- What you are asked to do: Exclude the pictures, then copy all remaining records exactly.

## begin Listed records

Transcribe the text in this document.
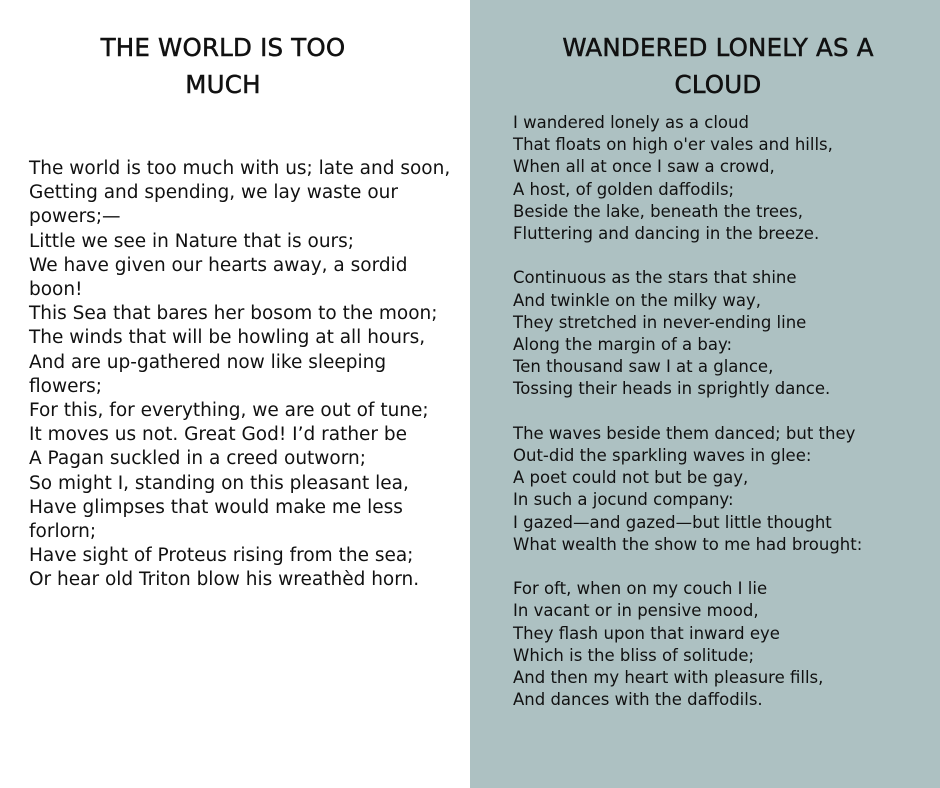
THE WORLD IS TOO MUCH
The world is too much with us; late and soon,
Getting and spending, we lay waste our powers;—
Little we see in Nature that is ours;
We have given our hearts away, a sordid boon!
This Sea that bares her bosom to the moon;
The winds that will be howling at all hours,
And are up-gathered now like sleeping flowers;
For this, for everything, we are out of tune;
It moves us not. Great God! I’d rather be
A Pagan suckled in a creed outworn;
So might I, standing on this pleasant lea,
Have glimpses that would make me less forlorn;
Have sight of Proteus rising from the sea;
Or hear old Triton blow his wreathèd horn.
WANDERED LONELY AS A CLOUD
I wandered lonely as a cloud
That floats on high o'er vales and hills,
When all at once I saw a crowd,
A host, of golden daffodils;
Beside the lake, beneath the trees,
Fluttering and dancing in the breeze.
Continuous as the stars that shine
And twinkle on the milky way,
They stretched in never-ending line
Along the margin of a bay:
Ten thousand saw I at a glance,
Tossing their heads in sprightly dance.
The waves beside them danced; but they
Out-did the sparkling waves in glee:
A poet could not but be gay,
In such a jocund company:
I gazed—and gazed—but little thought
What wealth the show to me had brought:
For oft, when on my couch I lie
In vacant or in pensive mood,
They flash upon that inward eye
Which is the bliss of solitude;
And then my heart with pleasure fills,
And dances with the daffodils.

## end Listed records

- Task answer:
Transcribe the text in this document.
THE WORLD IS TOO MUCH
The world is too much with us; late and soon,
Getting and spending, we lay waste our powers;—
Little we see in Nature that is ours;
We have given our hearts away, a sordid boon!
This Sea that bares her bosom to the moon;
The winds that will be howling at all hours,
And are up-gathered now like sleeping flowers;
For this, for everything, we are out of tune;
It moves us not. Great God! I’d rather be
A Pagan suckled in a creed outworn;
So might I, standing on this pleasant lea,
Have glimpses that would make me less forlorn;
Have sight of Proteus rising from the sea;
Or hear old Triton blow his wreathèd horn.
WANDERED LONELY AS A CLOUD
I wandered lonely as a cloud
That floats on high o'er vales and hills,
When all at once I saw a crowd,
A host, of golden daffodils;
Beside the lake, beneath the trees,
Fluttering and dancing in the breeze.
Continuous as the stars that shine
And twinkle on the milky way,
They stretched in never-ending line
Along the margin of a bay:
Ten thousand saw I at a glance,
Tossing their heads in sprightly dance.
The waves beside them danced; but they
Out-did the sparkling waves in glee:
A poet could not but be gay,
In such a jocund company:
I gazed—and gazed—but little thought
What wealth the show to me had brought:
For oft, when on my couch I lie
In vacant or in pensive mood,
They flash upon that inward eye
Which is the bliss of solitude;
And then my heart with pleasure fills,
And dances with the daffodils.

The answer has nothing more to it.